### Data to process

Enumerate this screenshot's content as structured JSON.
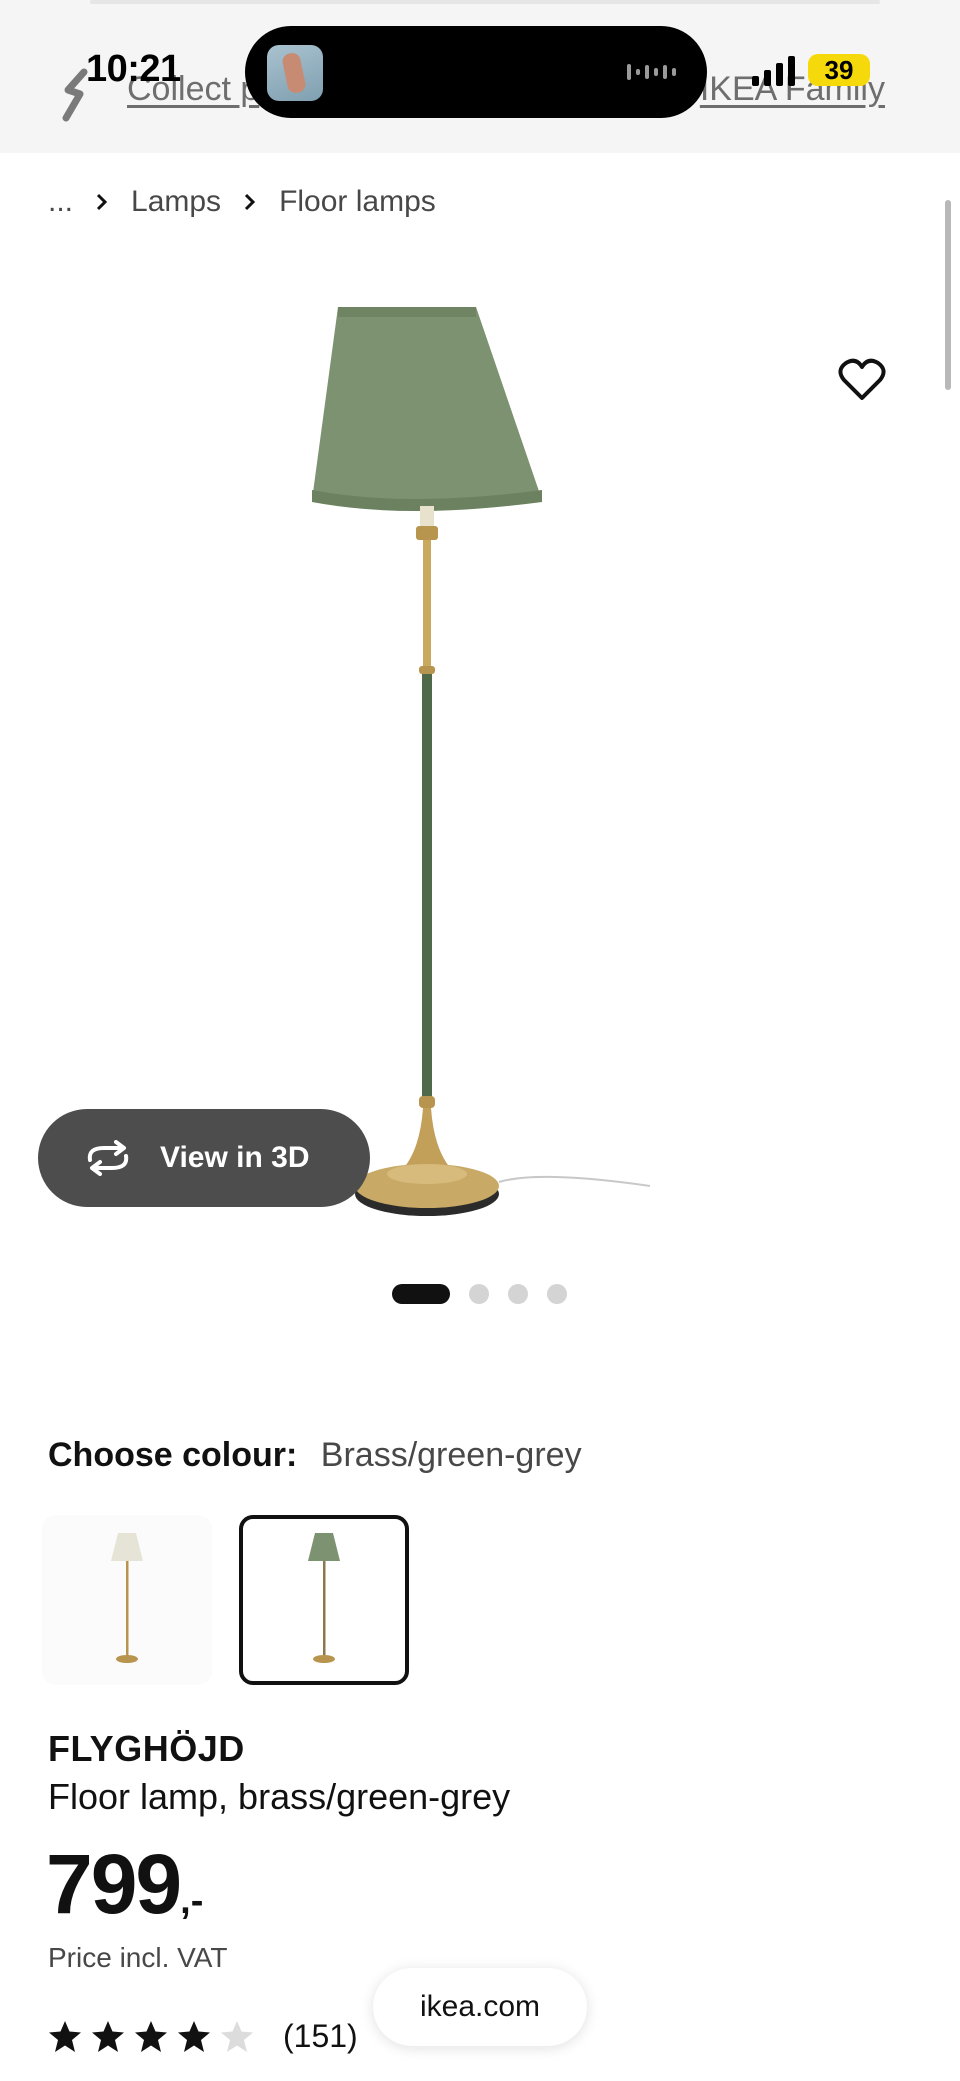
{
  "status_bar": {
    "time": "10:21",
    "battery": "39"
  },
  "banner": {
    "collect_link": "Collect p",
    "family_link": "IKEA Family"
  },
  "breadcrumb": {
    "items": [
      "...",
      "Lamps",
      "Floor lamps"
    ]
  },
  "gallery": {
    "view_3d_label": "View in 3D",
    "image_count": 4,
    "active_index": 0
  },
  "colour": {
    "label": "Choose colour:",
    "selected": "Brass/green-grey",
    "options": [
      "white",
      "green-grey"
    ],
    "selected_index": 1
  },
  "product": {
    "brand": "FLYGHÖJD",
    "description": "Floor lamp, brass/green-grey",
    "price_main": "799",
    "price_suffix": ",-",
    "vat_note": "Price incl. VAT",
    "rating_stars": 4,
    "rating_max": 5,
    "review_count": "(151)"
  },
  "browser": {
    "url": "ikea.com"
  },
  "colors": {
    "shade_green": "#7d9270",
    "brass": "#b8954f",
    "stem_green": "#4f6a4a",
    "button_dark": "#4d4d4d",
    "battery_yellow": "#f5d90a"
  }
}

### Given instruction
Transcribe the whole listing exactly. Pictures are excluded.

### Finished task
Enumerate this screenshot's content as structured JSON.
{
  "status_bar": {
    "time": "10:21",
    "battery": "39"
  },
  "banner": {
    "collect_link": "Collect p",
    "family_link": "IKEA Family"
  },
  "breadcrumb": {
    "items": [
      "...",
      "Lamps",
      "Floor lamps"
    ]
  },
  "gallery": {
    "view_3d_label": "View in 3D",
    "image_count": 4,
    "active_index": 0
  },
  "colour": {
    "label": "Choose colour:",
    "selected": "Brass/green-grey",
    "options": [
      "white",
      "green-grey"
    ],
    "selected_index": 1
  },
  "product": {
    "brand": "FLYGHÖJD",
    "description": "Floor lamp, brass/green-grey",
    "price_main": "799",
    "price_suffix": ",-",
    "vat_note": "Price incl. VAT",
    "rating_stars": 4,
    "rating_max": 5,
    "review_count": "(151)"
  },
  "browser": {
    "url": "ikea.com"
  },
  "colors": {
    "shade_green": "#7d9270",
    "brass": "#b8954f",
    "stem_green": "#4f6a4a",
    "button_dark": "#4d4d4d",
    "battery_yellow": "#f5d90a"
  }
}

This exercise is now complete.